- GIVEN REQUEST -
Spot every line with the word "chat" and return it.

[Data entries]
|---|

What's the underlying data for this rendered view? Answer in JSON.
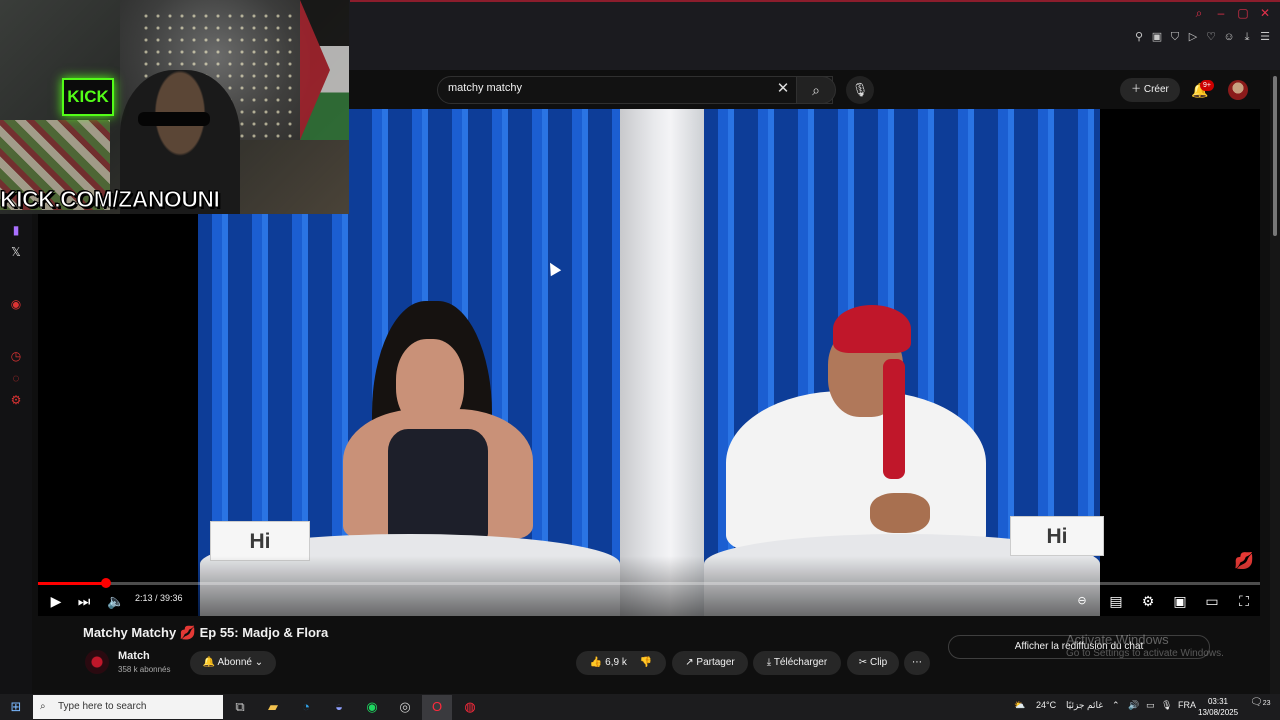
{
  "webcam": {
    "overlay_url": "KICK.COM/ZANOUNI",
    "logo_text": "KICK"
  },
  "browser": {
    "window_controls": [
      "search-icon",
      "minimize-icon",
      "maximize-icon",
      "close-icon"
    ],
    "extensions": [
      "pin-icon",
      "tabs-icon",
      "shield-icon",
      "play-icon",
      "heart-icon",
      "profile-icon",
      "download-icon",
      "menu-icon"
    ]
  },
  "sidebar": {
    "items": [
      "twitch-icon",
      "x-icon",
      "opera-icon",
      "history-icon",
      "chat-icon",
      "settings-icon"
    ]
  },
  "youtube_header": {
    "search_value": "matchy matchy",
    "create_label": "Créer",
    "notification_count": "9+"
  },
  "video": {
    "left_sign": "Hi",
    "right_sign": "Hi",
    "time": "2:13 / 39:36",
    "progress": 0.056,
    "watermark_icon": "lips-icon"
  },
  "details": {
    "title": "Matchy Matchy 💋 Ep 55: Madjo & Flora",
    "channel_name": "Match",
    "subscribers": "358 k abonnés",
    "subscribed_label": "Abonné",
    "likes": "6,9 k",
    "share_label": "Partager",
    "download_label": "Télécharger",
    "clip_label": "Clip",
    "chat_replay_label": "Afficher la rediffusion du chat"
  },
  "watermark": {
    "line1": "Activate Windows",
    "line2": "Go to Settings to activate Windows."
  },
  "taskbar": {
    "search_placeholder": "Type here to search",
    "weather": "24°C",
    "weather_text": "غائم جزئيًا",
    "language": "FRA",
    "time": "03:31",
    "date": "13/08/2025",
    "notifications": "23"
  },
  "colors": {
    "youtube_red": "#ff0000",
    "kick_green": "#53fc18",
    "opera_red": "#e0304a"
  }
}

|---|

- SOLUTION TO THE EXERCISE -
      "chat-icon",
    "chat_replay_label": "Afficher la rediffusion du chat"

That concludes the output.